**MATERIAL SHOWN:**
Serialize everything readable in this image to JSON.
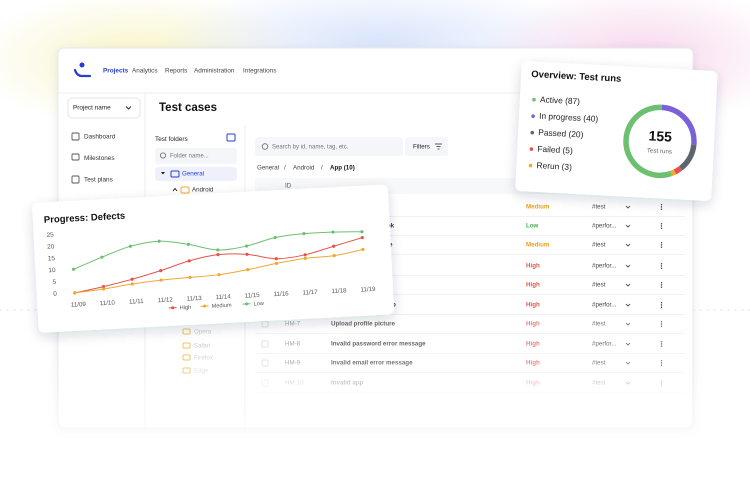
{
  "nav": {
    "items": [
      "Projects",
      "Analytics",
      "Reports",
      "Administration",
      "Integrations"
    ]
  },
  "sidebar": {
    "project": "Project name",
    "menu": [
      "Dashboard",
      "Milestones",
      "Test plans"
    ]
  },
  "folders": {
    "title": "Test folders",
    "search": "Folder name...",
    "items": [
      "General",
      "Android",
      "Opera",
      "Safari",
      "Firefox",
      "Edge"
    ]
  },
  "content": {
    "title": "Test cases",
    "search": "Search by id, name, tag, etc.",
    "filters": "Filters",
    "breadcrumb": [
      "General",
      "Android",
      "App (10)"
    ],
    "breadcrumb_separator": "/",
    "header_id": "ID",
    "rows": [
      {
        "priority": "Medium",
        "tag": "#test"
      },
      {
        "name": "a Facebook",
        "priority": "Low",
        "tag": "#perfor..."
      },
      {
        "name": "e Google",
        "priority": "Medium",
        "tag": "#test"
      },
      {
        "priority": "High",
        "tag": "#perfor..."
      },
      {
        "priority": "High",
        "tag": "#test"
      },
      {
        "name": "p",
        "priority": "High",
        "tag": "#perfor..."
      },
      {
        "id": "HM-7",
        "name": "Upload profile picture",
        "priority": "High",
        "tag": "#test"
      },
      {
        "id": "HM-8",
        "name": "Invalid password error message",
        "priority": "High",
        "tag": "#perfor..."
      },
      {
        "id": "HM-9",
        "name": "Invalid email error message",
        "priority": "High",
        "tag": "#test"
      },
      {
        "id": "HM-10",
        "name": "Invalid app",
        "priority": "High",
        "tag": "#test"
      }
    ]
  },
  "chart_data": [
    {
      "type": "line",
      "title": "Progress: Defects",
      "categories": [
        "11/09",
        "11/10",
        "11/11",
        "11/12",
        "11/13",
        "11/14",
        "11/15",
        "11/16",
        "11/17",
        "11/18",
        "11/19"
      ],
      "series": [
        {
          "name": "High",
          "color": "#e5534b",
          "values": [
            0,
            2,
            4.5,
            7.5,
            11,
            13,
            12.5,
            10,
            11,
            14,
            17
          ]
        },
        {
          "name": "Medium",
          "color": "#f0a830",
          "values": [
            0,
            1,
            2.5,
            3.5,
            4,
            4.5,
            6,
            8,
            9.5,
            10,
            12
          ]
        },
        {
          "name": "Low",
          "color": "#6cc070",
          "values": [
            10,
            14.5,
            18.5,
            20,
            18,
            15,
            16,
            19,
            20,
            20,
            19.5
          ]
        }
      ],
      "ylim": [
        0,
        25
      ],
      "yticks": [
        0,
        5,
        10,
        15,
        20,
        25
      ],
      "grid": false,
      "legend": "bottom"
    },
    {
      "type": "donut",
      "title": "Overview: Test runs",
      "categories": [
        "Active (87)",
        "In progress (40)",
        "Passed (20)",
        "Failed (5)",
        "Rerun (3)"
      ],
      "values": [
        87,
        40,
        20,
        5,
        3
      ],
      "colors": [
        "#6cc070",
        "#7b61d9",
        "#5f6570",
        "#e5534b",
        "#f0a830"
      ],
      "center_label": "155",
      "center_sublabel": "Test runs",
      "legend": "left"
    }
  ]
}
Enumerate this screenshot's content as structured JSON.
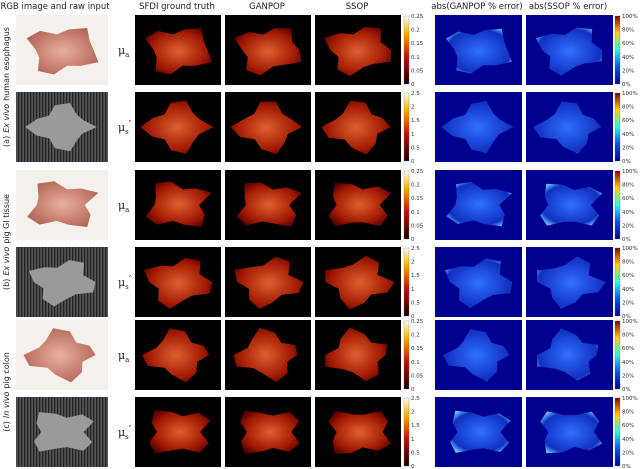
{
  "header": {
    "columns": [
      "RGB image and raw input",
      "SFDI ground truth",
      "GANPOP",
      "SSOP",
      "abs(GANPOP % error)",
      "abs(SSOP % error)"
    ]
  },
  "groups": [
    {
      "index": "(a)",
      "italic": "Ex vivo",
      "rest": "human esophagus"
    },
    {
      "index": "(b)",
      "italic": "Ex vivo",
      "rest": "pig GI tissue"
    },
    {
      "index": "(c)",
      "italic": "In vivo",
      "rest": "pig colon"
    }
  ],
  "params": [
    {
      "symbol": "μ",
      "sub": "a"
    },
    {
      "symbol": "μ",
      "sub": "s",
      "prime": "′"
    }
  ],
  "colorbars": {
    "mua": [
      "0",
      "0.05",
      "0.1",
      "0.15",
      "0.2",
      "0.25"
    ],
    "mus": [
      "0",
      "0.5",
      "1",
      "1.5",
      "2",
      "2.5"
    ],
    "error": [
      "0%",
      "20%",
      "40%",
      "60%",
      "80%",
      "100%"
    ]
  }
}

**WORK TO DO:**
Leave the pictures out and print the records above exactly as they stand.

**EXERCISE RESPONSE:**
Serialize everything readable in this image to JSON.
{
  "nav": {
    "items": [
      "Projects",
      "Analytics",
      "Reports",
      "Administration",
      "Integrations"
    ]
  },
  "sidebar": {
    "project": "Project name",
    "menu": [
      "Dashboard",
      "Milestones",
      "Test plans"
    ]
  },
  "folders": {
    "title": "Test folders",
    "search": "Folder name...",
    "items": [
      "General",
      "Android",
      "Opera",
      "Safari",
      "Firefox",
      "Edge"
    ]
  },
  "content": {
    "title": "Test cases",
    "search": "Search by id, name, tag, etc.",
    "filters": "Filters",
    "breadcrumb": [
      "General",
      "Android",
      "App (10)"
    ],
    "breadcrumb_separator": "/",
    "header_id": "ID",
    "rows": [
      {
        "priority": "Medium",
        "tag": "#test"
      },
      {
        "name": "a Facebook",
        "priority": "Low",
        "tag": "#perfor..."
      },
      {
        "name": "e Google",
        "priority": "Medium",
        "tag": "#test"
      },
      {
        "priority": "High",
        "tag": "#perfor..."
      },
      {
        "priority": "High",
        "tag": "#test"
      },
      {
        "name": "p",
        "priority": "High",
        "tag": "#perfor..."
      },
      {
        "id": "HM-7",
        "name": "Upload profile picture",
        "priority": "High",
        "tag": "#test"
      },
      {
        "id": "HM-8",
        "name": "Invalid password error message",
        "priority": "High",
        "tag": "#perfor..."
      },
      {
        "id": "HM-9",
        "name": "Invalid email error message",
        "priority": "High",
        "tag": "#test"
      },
      {
        "id": "HM-10",
        "name": "Invalid app",
        "priority": "High",
        "tag": "#test"
      }
    ]
  },
  "chart_data": [
    {
      "type": "line",
      "title": "Progress: Defects",
      "categories": [
        "11/09",
        "11/10",
        "11/11",
        "11/12",
        "11/13",
        "11/14",
        "11/15",
        "11/16",
        "11/17",
        "11/18",
        "11/19"
      ],
      "series": [
        {
          "name": "High",
          "color": "#e5534b",
          "values": [
            0,
            2,
            4.5,
            7.5,
            11,
            13,
            12.5,
            10,
            11,
            14,
            17
          ]
        },
        {
          "name": "Medium",
          "color": "#f0a830",
          "values": [
            0,
            1,
            2.5,
            3.5,
            4,
            4.5,
            6,
            8,
            9.5,
            10,
            12
          ]
        },
        {
          "name": "Low",
          "color": "#6cc070",
          "values": [
            10,
            14.5,
            18.5,
            20,
            18,
            15,
            16,
            19,
            20,
            20,
            19.5
          ]
        }
      ],
      "ylim": [
        0,
        25
      ],
      "yticks": [
        0,
        5,
        10,
        15,
        20,
        25
      ],
      "grid": false,
      "legend": "bottom"
    },
    {
      "type": "donut",
      "title": "Overview: Test runs",
      "categories": [
        "Active (87)",
        "In progress (40)",
        "Passed (20)",
        "Failed (5)",
        "Rerun (3)"
      ],
      "values": [
        87,
        40,
        20,
        5,
        3
      ],
      "colors": [
        "#6cc070",
        "#7b61d9",
        "#5f6570",
        "#e5534b",
        "#f0a830"
      ],
      "center_label": "155",
      "center_sublabel": "Test runs",
      "legend": "left"
    }
  ]
}
Enumerate this screenshot's content as structured JSON.
{
  "header": {
    "columns": [
      "RGB image and raw input",
      "SFDI ground truth",
      "GANPOP",
      "SSOP",
      "abs(GANPOP % error)",
      "abs(SSOP % error)"
    ]
  },
  "groups": [
    {
      "index": "(a)",
      "italic": "Ex vivo",
      "rest": "human esophagus"
    },
    {
      "index": "(b)",
      "italic": "Ex vivo",
      "rest": "pig GI tissue"
    },
    {
      "index": "(c)",
      "italic": "In vivo",
      "rest": "pig colon"
    }
  ],
  "params": [
    {
      "symbol": "μ",
      "sub": "a"
    },
    {
      "symbol": "μ",
      "sub": "s",
      "prime": "′"
    }
  ],
  "colorbars": {
    "mua": [
      "0",
      "0.05",
      "0.1",
      "0.15",
      "0.2",
      "0.25"
    ],
    "mus": [
      "0",
      "0.5",
      "1",
      "1.5",
      "2",
      "2.5"
    ],
    "error": [
      "0%",
      "20%",
      "40%",
      "60%",
      "80%",
      "100%"
    ]
  }
}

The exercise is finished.